> _Required work_:
Read the records and gather each line that includes "object".
— start of Records shown —
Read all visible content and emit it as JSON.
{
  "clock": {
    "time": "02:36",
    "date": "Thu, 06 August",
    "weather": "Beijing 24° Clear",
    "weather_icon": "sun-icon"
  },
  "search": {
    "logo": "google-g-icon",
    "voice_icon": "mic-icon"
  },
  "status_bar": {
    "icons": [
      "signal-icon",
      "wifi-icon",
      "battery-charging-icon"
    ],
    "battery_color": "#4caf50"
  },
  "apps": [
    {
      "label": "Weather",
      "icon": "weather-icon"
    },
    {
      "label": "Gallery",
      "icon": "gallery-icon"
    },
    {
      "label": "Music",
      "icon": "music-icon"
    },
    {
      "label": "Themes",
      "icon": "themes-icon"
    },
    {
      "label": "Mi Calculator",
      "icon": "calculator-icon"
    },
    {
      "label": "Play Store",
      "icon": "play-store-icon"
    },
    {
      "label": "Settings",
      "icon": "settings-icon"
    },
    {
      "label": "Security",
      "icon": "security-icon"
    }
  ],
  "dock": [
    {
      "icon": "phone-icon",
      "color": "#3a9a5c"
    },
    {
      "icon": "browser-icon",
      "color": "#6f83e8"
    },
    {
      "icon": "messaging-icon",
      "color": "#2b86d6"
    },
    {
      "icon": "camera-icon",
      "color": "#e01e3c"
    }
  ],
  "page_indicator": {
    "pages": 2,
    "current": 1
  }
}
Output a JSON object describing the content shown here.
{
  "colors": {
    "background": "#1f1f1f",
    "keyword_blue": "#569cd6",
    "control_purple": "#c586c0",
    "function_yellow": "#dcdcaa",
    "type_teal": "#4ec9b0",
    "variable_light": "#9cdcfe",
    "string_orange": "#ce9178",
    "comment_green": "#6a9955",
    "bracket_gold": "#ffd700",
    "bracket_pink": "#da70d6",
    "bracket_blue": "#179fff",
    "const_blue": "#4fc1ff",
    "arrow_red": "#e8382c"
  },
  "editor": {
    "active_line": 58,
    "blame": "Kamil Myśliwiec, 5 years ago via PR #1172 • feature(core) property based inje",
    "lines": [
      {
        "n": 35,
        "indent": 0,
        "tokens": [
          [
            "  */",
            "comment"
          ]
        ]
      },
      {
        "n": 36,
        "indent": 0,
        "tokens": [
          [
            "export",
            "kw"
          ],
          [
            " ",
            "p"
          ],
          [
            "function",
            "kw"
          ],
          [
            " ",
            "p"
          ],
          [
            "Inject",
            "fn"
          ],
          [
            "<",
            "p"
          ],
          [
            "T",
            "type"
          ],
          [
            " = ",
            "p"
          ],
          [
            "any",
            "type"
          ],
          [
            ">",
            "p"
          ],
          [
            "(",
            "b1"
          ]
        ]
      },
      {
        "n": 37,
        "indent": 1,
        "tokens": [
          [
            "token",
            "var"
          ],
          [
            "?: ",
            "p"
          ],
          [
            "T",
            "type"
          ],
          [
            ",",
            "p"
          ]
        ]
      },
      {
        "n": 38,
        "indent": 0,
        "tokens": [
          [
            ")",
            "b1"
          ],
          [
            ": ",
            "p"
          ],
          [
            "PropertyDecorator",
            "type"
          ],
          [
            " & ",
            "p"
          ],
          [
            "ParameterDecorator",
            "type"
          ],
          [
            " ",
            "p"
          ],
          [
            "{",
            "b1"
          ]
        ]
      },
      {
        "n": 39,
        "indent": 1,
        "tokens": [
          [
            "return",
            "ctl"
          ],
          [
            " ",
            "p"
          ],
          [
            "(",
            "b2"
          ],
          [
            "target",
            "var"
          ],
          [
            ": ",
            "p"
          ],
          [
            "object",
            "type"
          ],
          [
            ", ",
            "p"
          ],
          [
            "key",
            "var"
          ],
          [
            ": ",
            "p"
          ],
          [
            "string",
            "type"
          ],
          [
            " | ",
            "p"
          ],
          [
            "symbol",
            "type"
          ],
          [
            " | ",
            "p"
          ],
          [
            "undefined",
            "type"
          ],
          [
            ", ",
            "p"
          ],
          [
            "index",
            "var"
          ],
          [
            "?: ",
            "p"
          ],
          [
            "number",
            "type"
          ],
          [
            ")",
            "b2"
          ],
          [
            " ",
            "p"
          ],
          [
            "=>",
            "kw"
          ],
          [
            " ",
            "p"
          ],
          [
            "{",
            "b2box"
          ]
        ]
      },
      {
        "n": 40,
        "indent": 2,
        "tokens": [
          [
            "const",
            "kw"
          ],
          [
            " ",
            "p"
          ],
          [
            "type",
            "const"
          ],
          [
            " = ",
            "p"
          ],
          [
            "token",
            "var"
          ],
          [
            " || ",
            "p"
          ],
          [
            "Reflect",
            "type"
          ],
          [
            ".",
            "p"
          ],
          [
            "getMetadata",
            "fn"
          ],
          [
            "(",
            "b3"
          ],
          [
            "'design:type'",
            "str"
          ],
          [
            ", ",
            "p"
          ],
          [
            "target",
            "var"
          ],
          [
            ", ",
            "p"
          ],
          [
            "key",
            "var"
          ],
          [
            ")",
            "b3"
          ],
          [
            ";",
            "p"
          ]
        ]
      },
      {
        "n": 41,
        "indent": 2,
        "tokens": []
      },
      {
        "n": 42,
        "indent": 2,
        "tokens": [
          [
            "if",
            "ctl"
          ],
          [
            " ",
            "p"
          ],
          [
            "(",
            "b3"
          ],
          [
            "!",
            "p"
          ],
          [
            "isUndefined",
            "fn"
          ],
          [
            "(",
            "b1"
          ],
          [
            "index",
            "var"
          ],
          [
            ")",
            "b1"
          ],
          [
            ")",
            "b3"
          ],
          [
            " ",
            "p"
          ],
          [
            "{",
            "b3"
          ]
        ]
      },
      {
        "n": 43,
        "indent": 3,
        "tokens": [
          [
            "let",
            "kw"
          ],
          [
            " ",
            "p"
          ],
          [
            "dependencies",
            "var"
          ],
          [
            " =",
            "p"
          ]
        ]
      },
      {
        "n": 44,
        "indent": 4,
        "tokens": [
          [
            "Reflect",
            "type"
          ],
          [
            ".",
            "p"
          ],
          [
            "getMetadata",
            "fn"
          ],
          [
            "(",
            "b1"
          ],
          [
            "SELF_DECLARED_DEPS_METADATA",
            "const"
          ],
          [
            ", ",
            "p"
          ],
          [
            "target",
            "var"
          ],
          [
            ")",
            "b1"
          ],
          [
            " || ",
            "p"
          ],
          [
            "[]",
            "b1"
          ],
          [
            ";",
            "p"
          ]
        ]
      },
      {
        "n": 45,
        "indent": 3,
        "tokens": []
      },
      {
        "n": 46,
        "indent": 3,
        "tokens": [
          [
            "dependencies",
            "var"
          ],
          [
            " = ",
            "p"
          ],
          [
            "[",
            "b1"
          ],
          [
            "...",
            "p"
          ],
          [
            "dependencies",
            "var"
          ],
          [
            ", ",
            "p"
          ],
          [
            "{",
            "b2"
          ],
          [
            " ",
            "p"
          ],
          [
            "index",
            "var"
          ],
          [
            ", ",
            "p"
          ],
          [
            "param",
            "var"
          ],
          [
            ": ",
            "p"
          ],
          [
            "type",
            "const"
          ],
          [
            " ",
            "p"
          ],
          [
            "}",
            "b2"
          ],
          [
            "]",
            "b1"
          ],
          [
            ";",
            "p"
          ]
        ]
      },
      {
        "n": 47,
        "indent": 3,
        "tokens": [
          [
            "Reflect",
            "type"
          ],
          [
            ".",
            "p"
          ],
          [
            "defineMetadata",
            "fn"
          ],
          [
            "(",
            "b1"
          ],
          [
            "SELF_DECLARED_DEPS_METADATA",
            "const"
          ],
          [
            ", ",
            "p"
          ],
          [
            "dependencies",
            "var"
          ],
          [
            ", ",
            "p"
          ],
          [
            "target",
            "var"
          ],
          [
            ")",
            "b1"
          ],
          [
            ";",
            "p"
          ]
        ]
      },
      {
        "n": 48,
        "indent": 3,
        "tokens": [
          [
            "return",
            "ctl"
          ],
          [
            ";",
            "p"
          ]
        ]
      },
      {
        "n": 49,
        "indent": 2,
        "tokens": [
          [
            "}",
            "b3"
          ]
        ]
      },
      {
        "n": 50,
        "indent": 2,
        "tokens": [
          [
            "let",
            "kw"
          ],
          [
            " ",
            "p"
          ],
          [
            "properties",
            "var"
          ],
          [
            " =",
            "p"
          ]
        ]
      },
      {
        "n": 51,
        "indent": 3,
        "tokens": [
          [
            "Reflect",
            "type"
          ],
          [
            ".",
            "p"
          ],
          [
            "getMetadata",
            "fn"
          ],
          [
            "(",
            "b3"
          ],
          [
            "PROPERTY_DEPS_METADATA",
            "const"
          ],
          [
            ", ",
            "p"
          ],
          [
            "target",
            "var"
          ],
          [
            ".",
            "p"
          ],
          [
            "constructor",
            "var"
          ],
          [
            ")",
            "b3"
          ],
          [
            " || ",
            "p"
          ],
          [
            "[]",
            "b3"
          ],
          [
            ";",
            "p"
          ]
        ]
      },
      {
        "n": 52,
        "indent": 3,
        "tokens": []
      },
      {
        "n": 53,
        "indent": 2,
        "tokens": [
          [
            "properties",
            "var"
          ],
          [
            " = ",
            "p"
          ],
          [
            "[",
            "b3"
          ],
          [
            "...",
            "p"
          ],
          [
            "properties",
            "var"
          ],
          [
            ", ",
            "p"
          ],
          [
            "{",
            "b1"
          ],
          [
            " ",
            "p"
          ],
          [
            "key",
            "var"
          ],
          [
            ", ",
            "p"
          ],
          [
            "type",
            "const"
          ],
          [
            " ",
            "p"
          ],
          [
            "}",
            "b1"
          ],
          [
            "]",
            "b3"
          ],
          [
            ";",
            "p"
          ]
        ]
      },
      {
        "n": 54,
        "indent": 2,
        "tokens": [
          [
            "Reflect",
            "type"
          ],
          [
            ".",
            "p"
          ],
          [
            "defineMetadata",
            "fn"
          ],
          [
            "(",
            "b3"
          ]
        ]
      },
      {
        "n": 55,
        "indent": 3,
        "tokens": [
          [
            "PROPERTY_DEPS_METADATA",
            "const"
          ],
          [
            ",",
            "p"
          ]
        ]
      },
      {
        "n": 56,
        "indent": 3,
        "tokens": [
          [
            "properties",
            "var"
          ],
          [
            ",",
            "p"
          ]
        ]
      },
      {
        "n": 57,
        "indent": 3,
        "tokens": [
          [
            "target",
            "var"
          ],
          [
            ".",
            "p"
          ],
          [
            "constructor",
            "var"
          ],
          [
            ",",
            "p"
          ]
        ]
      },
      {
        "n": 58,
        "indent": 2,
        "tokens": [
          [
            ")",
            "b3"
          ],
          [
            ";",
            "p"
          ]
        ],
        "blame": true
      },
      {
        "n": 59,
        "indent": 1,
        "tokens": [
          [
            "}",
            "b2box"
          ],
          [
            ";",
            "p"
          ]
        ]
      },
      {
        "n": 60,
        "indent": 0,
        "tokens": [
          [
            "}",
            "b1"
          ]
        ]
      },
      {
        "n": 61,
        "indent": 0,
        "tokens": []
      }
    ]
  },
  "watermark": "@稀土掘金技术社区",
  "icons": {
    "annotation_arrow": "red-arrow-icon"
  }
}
— end of Records shown —
> _Task output_:
Output a JSON object describing the content shown here.
            "object",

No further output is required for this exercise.